• _EXERCISE BRIEF_
Copy everything in the data below exactly except the pictures.

• _Entries with figure data_
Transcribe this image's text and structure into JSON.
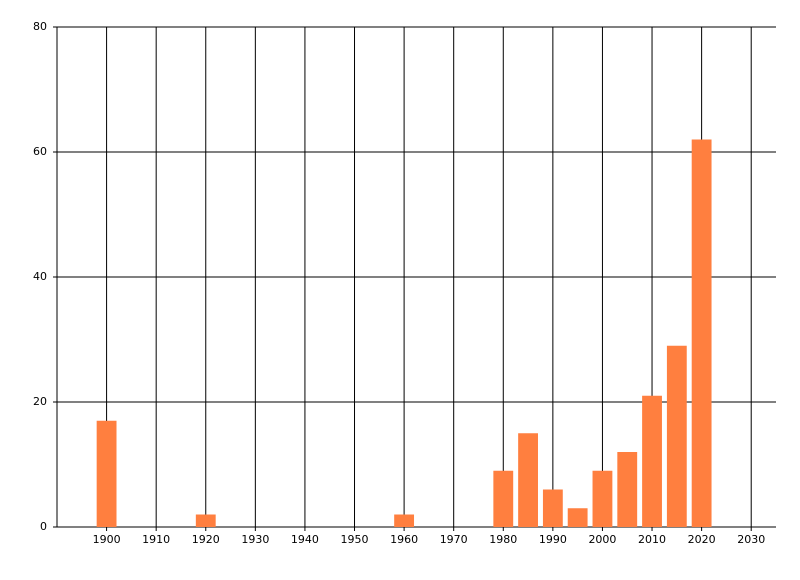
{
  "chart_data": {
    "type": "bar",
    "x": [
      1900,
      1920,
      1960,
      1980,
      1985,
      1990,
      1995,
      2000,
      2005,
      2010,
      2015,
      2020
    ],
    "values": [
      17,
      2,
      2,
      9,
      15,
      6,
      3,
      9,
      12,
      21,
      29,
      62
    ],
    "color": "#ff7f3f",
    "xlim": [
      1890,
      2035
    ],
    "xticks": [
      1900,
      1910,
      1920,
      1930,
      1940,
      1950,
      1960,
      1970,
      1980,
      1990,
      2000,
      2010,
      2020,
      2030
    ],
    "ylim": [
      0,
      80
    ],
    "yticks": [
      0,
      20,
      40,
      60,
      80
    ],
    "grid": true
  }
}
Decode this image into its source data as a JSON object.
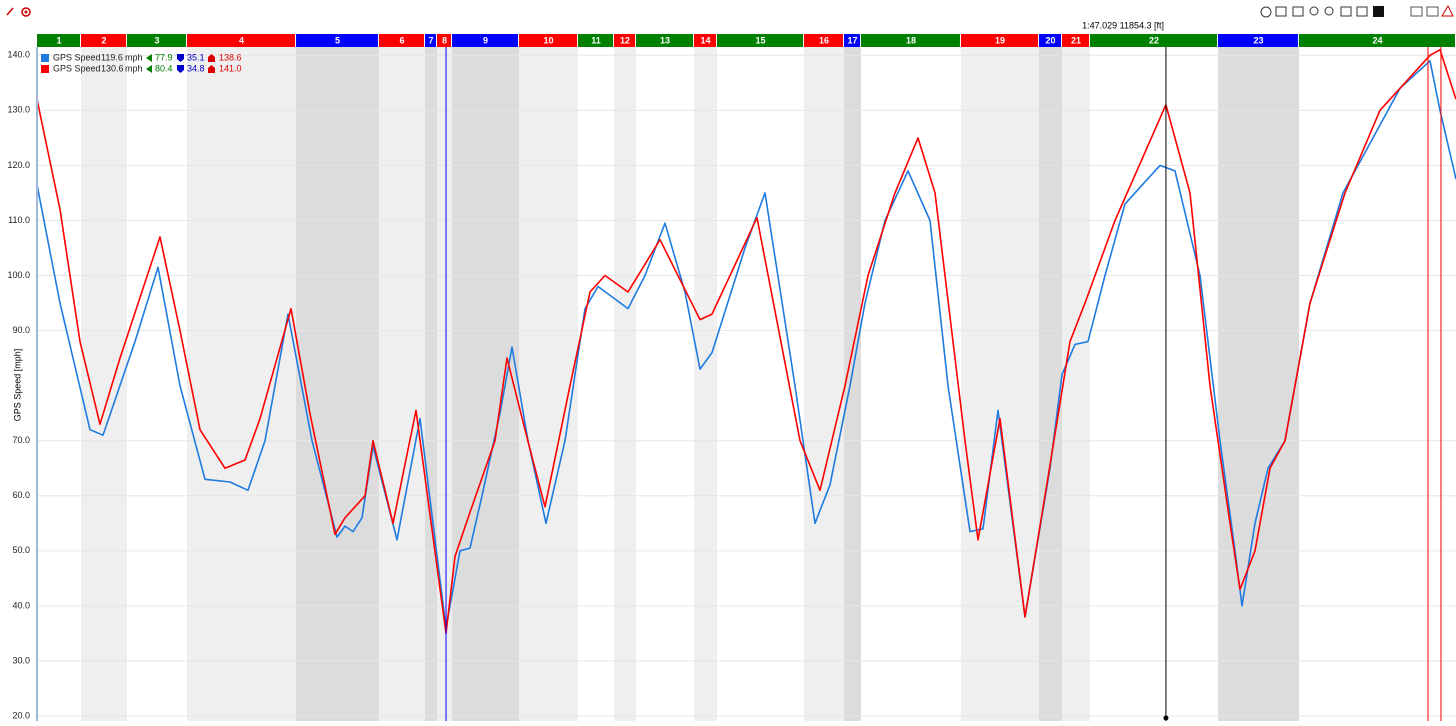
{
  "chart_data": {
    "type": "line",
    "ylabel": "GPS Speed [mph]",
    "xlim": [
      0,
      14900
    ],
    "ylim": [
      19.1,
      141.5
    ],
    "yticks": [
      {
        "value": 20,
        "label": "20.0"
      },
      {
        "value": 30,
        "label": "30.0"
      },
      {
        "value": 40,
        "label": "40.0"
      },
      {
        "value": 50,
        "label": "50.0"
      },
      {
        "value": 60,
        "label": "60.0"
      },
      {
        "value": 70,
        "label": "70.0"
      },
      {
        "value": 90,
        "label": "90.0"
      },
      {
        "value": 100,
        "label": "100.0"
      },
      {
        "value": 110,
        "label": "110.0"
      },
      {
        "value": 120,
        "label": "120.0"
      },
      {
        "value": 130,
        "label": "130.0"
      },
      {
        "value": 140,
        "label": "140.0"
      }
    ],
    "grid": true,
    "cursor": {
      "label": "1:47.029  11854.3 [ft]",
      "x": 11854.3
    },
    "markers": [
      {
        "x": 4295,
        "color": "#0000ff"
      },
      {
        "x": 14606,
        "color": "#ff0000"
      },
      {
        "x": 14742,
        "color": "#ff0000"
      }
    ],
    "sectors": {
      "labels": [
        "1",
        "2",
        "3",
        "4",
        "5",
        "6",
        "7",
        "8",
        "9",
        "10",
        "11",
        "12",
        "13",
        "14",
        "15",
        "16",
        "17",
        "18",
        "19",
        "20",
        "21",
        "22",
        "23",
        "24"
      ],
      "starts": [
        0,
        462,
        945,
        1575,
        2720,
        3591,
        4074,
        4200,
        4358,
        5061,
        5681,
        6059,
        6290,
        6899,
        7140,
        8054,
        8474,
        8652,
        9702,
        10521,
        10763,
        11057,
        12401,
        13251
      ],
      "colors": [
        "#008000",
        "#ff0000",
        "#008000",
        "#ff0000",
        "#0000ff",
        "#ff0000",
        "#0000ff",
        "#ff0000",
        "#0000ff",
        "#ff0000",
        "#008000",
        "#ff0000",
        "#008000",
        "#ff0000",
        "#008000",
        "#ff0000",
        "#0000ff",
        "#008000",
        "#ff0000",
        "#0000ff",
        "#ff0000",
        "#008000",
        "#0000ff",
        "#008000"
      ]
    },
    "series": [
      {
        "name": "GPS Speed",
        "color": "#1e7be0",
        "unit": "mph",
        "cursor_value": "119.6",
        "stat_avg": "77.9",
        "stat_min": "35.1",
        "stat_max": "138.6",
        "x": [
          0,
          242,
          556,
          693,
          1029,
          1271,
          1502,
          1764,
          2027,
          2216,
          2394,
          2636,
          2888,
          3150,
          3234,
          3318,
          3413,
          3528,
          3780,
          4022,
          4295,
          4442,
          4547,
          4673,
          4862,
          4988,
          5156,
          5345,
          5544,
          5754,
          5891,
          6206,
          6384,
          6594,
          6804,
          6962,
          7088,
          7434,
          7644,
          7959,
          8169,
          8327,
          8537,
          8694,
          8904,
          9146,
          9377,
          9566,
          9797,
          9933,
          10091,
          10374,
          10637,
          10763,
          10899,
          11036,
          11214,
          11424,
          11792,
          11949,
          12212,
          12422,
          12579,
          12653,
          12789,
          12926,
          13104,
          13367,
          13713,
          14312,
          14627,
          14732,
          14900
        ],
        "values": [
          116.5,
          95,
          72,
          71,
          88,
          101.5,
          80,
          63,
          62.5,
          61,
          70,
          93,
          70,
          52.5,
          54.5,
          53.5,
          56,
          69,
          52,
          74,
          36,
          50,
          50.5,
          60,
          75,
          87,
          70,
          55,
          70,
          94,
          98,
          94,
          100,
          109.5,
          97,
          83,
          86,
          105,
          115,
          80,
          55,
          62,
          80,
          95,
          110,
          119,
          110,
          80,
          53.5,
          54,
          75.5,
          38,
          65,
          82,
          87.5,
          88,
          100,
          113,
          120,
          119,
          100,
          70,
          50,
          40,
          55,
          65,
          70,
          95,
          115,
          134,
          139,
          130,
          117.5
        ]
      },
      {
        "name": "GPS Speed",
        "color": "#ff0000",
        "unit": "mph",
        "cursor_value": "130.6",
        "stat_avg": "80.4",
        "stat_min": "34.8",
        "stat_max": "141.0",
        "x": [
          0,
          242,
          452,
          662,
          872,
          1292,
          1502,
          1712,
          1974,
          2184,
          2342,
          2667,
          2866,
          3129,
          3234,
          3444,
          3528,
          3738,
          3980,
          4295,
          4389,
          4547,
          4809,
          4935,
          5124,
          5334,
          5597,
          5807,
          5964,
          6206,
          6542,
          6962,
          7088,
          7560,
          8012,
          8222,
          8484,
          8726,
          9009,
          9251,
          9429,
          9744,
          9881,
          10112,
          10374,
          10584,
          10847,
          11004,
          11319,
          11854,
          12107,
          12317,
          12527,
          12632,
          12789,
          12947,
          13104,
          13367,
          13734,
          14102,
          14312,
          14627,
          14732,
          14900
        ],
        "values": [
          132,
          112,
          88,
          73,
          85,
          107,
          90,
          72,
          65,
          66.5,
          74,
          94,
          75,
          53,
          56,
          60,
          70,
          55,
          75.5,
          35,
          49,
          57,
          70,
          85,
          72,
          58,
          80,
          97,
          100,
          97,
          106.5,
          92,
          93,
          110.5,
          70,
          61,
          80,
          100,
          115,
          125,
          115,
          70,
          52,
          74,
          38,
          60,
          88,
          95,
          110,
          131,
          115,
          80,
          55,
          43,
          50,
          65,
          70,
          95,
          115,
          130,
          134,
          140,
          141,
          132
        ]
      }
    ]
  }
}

• _REPLY TO THE TASK_
Transcribe this image's text and structure into JSON.
{
  "chart_data": {
    "type": "bar",
    "x": [
      1900,
      1920,
      1960,
      1980,
      1985,
      1990,
      1995,
      2000,
      2005,
      2010,
      2015,
      2020
    ],
    "values": [
      17,
      2,
      2,
      9,
      15,
      6,
      3,
      9,
      12,
      21,
      29,
      62
    ],
    "color": "#ff7f3f",
    "xlim": [
      1890,
      2035
    ],
    "xticks": [
      1900,
      1910,
      1920,
      1930,
      1940,
      1950,
      1960,
      1970,
      1980,
      1990,
      2000,
      2010,
      2020,
      2030
    ],
    "ylim": [
      0,
      80
    ],
    "yticks": [
      0,
      20,
      40,
      60,
      80
    ],
    "grid": true
  }
}
Decode this image into its source data as a JSON object.
{
  "chart_data": {
    "type": "line",
    "ylabel": "GPS Speed [mph]",
    "xlim": [
      0,
      14900
    ],
    "ylim": [
      19.1,
      141.5
    ],
    "yticks": [
      {
        "value": 20,
        "label": "20.0"
      },
      {
        "value": 30,
        "label": "30.0"
      },
      {
        "value": 40,
        "label": "40.0"
      },
      {
        "value": 50,
        "label": "50.0"
      },
      {
        "value": 60,
        "label": "60.0"
      },
      {
        "value": 70,
        "label": "70.0"
      },
      {
        "value": 90,
        "label": "90.0"
      },
      {
        "value": 100,
        "label": "100.0"
      },
      {
        "value": 110,
        "label": "110.0"
      },
      {
        "value": 120,
        "label": "120.0"
      },
      {
        "value": 130,
        "label": "130.0"
      },
      {
        "value": 140,
        "label": "140.0"
      }
    ],
    "grid": true,
    "cursor": {
      "label": "1:47.029  11854.3 [ft]",
      "x": 11854.3
    },
    "markers": [
      {
        "x": 4295,
        "color": "#0000ff"
      },
      {
        "x": 14606,
        "color": "#ff0000"
      },
      {
        "x": 14742,
        "color": "#ff0000"
      }
    ],
    "sectors": {
      "labels": [
        "1",
        "2",
        "3",
        "4",
        "5",
        "6",
        "7",
        "8",
        "9",
        "10",
        "11",
        "12",
        "13",
        "14",
        "15",
        "16",
        "17",
        "18",
        "19",
        "20",
        "21",
        "22",
        "23",
        "24"
      ],
      "starts": [
        0,
        462,
        945,
        1575,
        2720,
        3591,
        4074,
        4200,
        4358,
        5061,
        5681,
        6059,
        6290,
        6899,
        7140,
        8054,
        8474,
        8652,
        9702,
        10521,
        10763,
        11057,
        12401,
        13251
      ],
      "colors": [
        "#008000",
        "#ff0000",
        "#008000",
        "#ff0000",
        "#0000ff",
        "#ff0000",
        "#0000ff",
        "#ff0000",
        "#0000ff",
        "#ff0000",
        "#008000",
        "#ff0000",
        "#008000",
        "#ff0000",
        "#008000",
        "#ff0000",
        "#0000ff",
        "#008000",
        "#ff0000",
        "#0000ff",
        "#ff0000",
        "#008000",
        "#0000ff",
        "#008000"
      ]
    },
    "series": [
      {
        "name": "GPS Speed",
        "color": "#1e7be0",
        "unit": "mph",
        "cursor_value": "119.6",
        "stat_avg": "77.9",
        "stat_min": "35.1",
        "stat_max": "138.6",
        "x": [
          0,
          242,
          556,
          693,
          1029,
          1271,
          1502,
          1764,
          2027,
          2216,
          2394,
          2636,
          2888,
          3150,
          3234,
          3318,
          3413,
          3528,
          3780,
          4022,
          4295,
          4442,
          4547,
          4673,
          4862,
          4988,
          5156,
          5345,
          5544,
          5754,
          5891,
          6206,
          6384,
          6594,
          6804,
          6962,
          7088,
          7434,
          7644,
          7959,
          8169,
          8327,
          8537,
          8694,
          8904,
          9146,
          9377,
          9566,
          9797,
          9933,
          10091,
          10374,
          10637,
          10763,
          10899,
          11036,
          11214,
          11424,
          11792,
          11949,
          12212,
          12422,
          12579,
          12653,
          12789,
          12926,
          13104,
          13367,
          13713,
          14312,
          14627,
          14732,
          14900
        ],
        "values": [
          116.5,
          95,
          72,
          71,
          88,
          101.5,
          80,
          63,
          62.5,
          61,
          70,
          93,
          70,
          52.5,
          54.5,
          53.5,
          56,
          69,
          52,
          74,
          36,
          50,
          50.5,
          60,
          75,
          87,
          70,
          55,
          70,
          94,
          98,
          94,
          100,
          109.5,
          97,
          83,
          86,
          105,
          115,
          80,
          55,
          62,
          80,
          95,
          110,
          119,
          110,
          80,
          53.5,
          54,
          75.5,
          38,
          65,
          82,
          87.5,
          88,
          100,
          113,
          120,
          119,
          100,
          70,
          50,
          40,
          55,
          65,
          70,
          95,
          115,
          134,
          139,
          130,
          117.5
        ]
      },
      {
        "name": "GPS Speed",
        "color": "#ff0000",
        "unit": "mph",
        "cursor_value": "130.6",
        "stat_avg": "80.4",
        "stat_min": "34.8",
        "stat_max": "141.0",
        "x": [
          0,
          242,
          452,
          662,
          872,
          1292,
          1502,
          1712,
          1974,
          2184,
          2342,
          2667,
          2866,
          3129,
          3234,
          3444,
          3528,
          3738,
          3980,
          4295,
          4389,
          4547,
          4809,
          4935,
          5124,
          5334,
          5597,
          5807,
          5964,
          6206,
          6542,
          6962,
          7088,
          7560,
          8012,
          8222,
          8484,
          8726,
          9009,
          9251,
          9429,
          9744,
          9881,
          10112,
          10374,
          10584,
          10847,
          11004,
          11319,
          11854,
          12107,
          12317,
          12527,
          12632,
          12789,
          12947,
          13104,
          13367,
          13734,
          14102,
          14312,
          14627,
          14732,
          14900
        ],
        "values": [
          132,
          112,
          88,
          73,
          85,
          107,
          90,
          72,
          65,
          66.5,
          74,
          94,
          75,
          53,
          56,
          60,
          70,
          55,
          75.5,
          35,
          49,
          57,
          70,
          85,
          72,
          58,
          80,
          97,
          100,
          97,
          106.5,
          92,
          93,
          110.5,
          70,
          61,
          80,
          100,
          115,
          125,
          115,
          70,
          52,
          74,
          38,
          60,
          88,
          95,
          110,
          131,
          115,
          80,
          55,
          43,
          50,
          65,
          70,
          95,
          115,
          130,
          134,
          140,
          141,
          132
        ]
      }
    ]
  }
}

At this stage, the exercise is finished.